- [DATA SUPPLIED]:
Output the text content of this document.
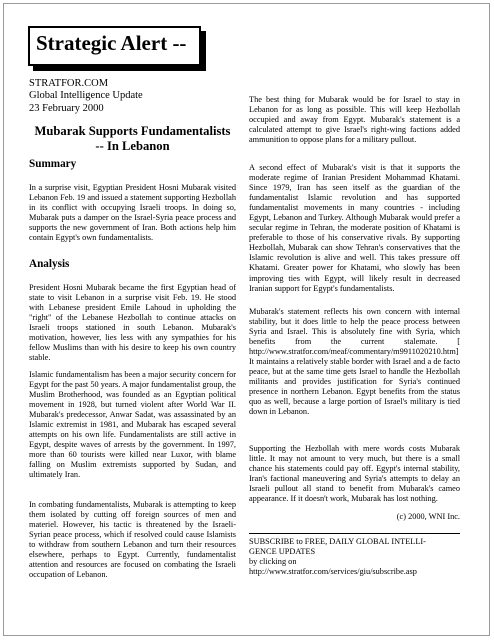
Strategic Alert --
STRATFOR.COM
Global Intelligence Update
23 February 2000
Mubarak Supports Fundamentalists
-- In Lebanon
Summary

In a surprise visit, Egyptian President Hosni Mubarak visited Lebanon Feb. 19 and issued a statement supporting Hezbollah in its conflict with occupying Israeli troops. In doing so, Mubarak puts a damper on the Israel-Syria peace process and supports the new government of Iran. Both actions help him contain Egypt's own fundamentalists.

Analysis

President Hosni Mubarak became the first Egyptian head of state to visit Lebanon in a surprise visit Feb. 19. He stood with Lebanese president Emile Lahoud in upholding the "right" of the Lebanese Hezbollah to continue attacks on Israeli troops stationed in south Lebanon. Mubarak's motivation, however, lies less with any sympathies for his fellow Muslims than with his desire to keep his own country stable.

Islamic fundamentalism has been a major security concern for Egypt for the past 50 years. A major fundamentalist group, the Muslim Brotherhood, was founded as an Egyptian political movement in 1928, but turned violent after World War II. Mubarak's predecessor, Anwar Sadat, was assassinated by an Islamic extremist in 1981, and Mubarak has escaped several attempts on his own life. Fundamentalists are still active in Egypt, despite waves of arrests by the government. In 1997, more than 60 tourists were killed near Luxor, with blame falling on Muslim extremists supported by Sudan, and ultimately Iran.

In combating fundamentalists, Mubarak is attempting to keep them isolated by cutting off foreign sources of men and materiel. However, his tactic is threatened by the Israeli-Syrian peace process, which if resolved could cause Islamists to withdraw from southern Lebanon and turn their resources elsewhere, perhaps to Egypt. Currently, fundamentalist attention and resources are focused on combating the Israeli occupation of Lebanon.

The best thing for Mubarak would be for Israel to stay in Lebanon for as long as possible. This will keep Hezbollah occupied and away from Egypt. Mubarak's statement is a calculated attempt to give Israel's right-wing factions added ammunition to oppose plans for a military pullout.

A second effect of Mubarak's visit is that it supports the moderate regime of Iranian President Mohammad Khatami. Since 1979, Iran has seen itself as the guardian of the fundamentalist Islamic revolution and has supported fundamentalist movements in many countries - including Egypt, Lebanon and Turkey. Although Mubarak would prefer a secular regime in Tehran, the moderate position of Khatami is preferable to those of his conservative rivals. By supporting Hezbollah, Mubarak can show Tehran's conservatives that the Islamic revolution is alive and well. This takes pressure off Khatami. Greater power for Khatami, who slowly has been improving ties with Egypt, will likely result in decreased Iranian support for Egypt's fundamentalists.

Mubarak's statement reflects his own concern with internal stability, but it does little to help the peace process between Syria and Israel. This is absolutely fine with Syria, which benefits from the current stalemate. [ http://www.stratfor.com/meaf/commentary/m9911020210.htm] It maintains a relatively stable border with Israel and a de facto peace, but at the same time gets Israel to handle the Hezbollah militants and provides justification for Syria's continued presence in northern Lebanon. Egypt benefits from the status quo as well, because a large portion of Israel's military is tied down in Lebanon.

Supporting the Hezbollah with mere words costs Mubarak little. It may not amount to very much, but there is a small chance his statements could pay off. Egypt's internal stability, Iran's factional maneuvering and Syria's attempts to delay an Israeli pullout all stand to benefit from Mubarak's cameo appearance. If it doesn't work, Mubarak has lost nothing.

(c) 2000, WNI Inc.
SUBSCRIBE to FREE, DAILY GLOBAL INTELLI-
GENCE UPDATES
by clicking on
http://www.stratfor.com/services/giu/subscribe.asp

- [INSTRUCTIONS TO FOLLOW]: Your task is to set down the records shown above exactly, minus any pictures.

- [SOLUTION TO THIS EXERCISE]:
Output the text content of this document.
Strategic Alert --
STRATFOR.COM
Global Intelligence Update
23 February 2000
Mubarak Supports Fundamentalists
-- In Lebanon
Summary

In a surprise visit, Egyptian President Hosni Mubarak visited Lebanon Feb. 19 and issued a statement supporting Hezbollah in its conflict with occupying Israeli troops. In doing so, Mubarak puts a damper on the Israel-Syria peace process and supports the new government of Iran. Both actions help him contain Egypt's own fundamentalists.

Analysis

President Hosni Mubarak became the first Egyptian head of state to visit Lebanon in a surprise visit Feb. 19. He stood with Lebanese president Emile Lahoud in upholding the "right" of the Lebanese Hezbollah to continue attacks on Israeli troops stationed in south Lebanon. Mubarak's motivation, however, lies less with any sympathies for his fellow Muslims than with his desire to keep his own country stable.

Islamic fundamentalism has been a major security concern for Egypt for the past 50 years. A major fundamentalist group, the Muslim Brotherhood, was founded as an Egyptian political movement in 1928, but turned violent after World War II. Mubarak's predecessor, Anwar Sadat, was assassinated by an Islamic extremist in 1981, and Mubarak has escaped several attempts on his own life. Fundamentalists are still active in Egypt, despite waves of arrests by the government. In 1997, more than 60 tourists were killed near Luxor, with blame falling on Muslim extremists supported by Sudan, and ultimately Iran.

In combating fundamentalists, Mubarak is attempting to keep them isolated by cutting off foreign sources of men and materiel. However, his tactic is threatened by the Israeli-Syrian peace process, which if resolved could cause Islamists to withdraw from southern Lebanon and turn their resources elsewhere, perhaps to Egypt. Currently, fundamentalist attention and resources are focused on combating the Israeli occupation of Lebanon.

The best thing for Mubarak would be for Israel to stay in Lebanon for as long as possible. This will keep Hezbollah occupied and away from Egypt. Mubarak's statement is a calculated attempt to give Israel's right-wing factions added ammunition to oppose plans for a military pullout.

A second effect of Mubarak's visit is that it supports the moderate regime of Iranian President Mohammad Khatami. Since 1979, Iran has seen itself as the guardian of the fundamentalist Islamic revolution and has supported fundamentalist movements in many countries - including Egypt, Lebanon and Turkey. Although Mubarak would prefer a secular regime in Tehran, the moderate position of Khatami is preferable to those of his conservative rivals. By supporting Hezbollah, Mubarak can show Tehran's conservatives that the Islamic revolution is alive and well. This takes pressure off Khatami. Greater power for Khatami, who slowly has been improving ties with Egypt, will likely result in decreased Iranian support for Egypt's fundamentalists.

Mubarak's statement reflects his own concern with internal stability, but it does little to help the peace process between Syria and Israel. This is absolutely fine with Syria, which benefits from the current stalemate. [ http://www.stratfor.com/meaf/commentary/m9911020210.htm] It maintains a relatively stable border with Israel and a de facto peace, but at the same time gets Israel to handle the Hezbollah militants and provides justification for Syria's continued presence in northern Lebanon. Egypt benefits from the status quo as well, because a large portion of Israel's military is tied down in Lebanon.

Supporting the Hezbollah with mere words costs Mubarak little. It may not amount to very much, but there is a small chance his statements could pay off. Egypt's internal stability, Iran's factional maneuvering and Syria's attempts to delay an Israeli pullout all stand to benefit from Mubarak's cameo appearance. If it doesn't work, Mubarak has lost nothing.

(c) 2000, WNI Inc.
SUBSCRIBE to FREE, DAILY GLOBAL INTELLI-
GENCE UPDATES
by clicking on
http://www.stratfor.com/services/giu/subscribe.asp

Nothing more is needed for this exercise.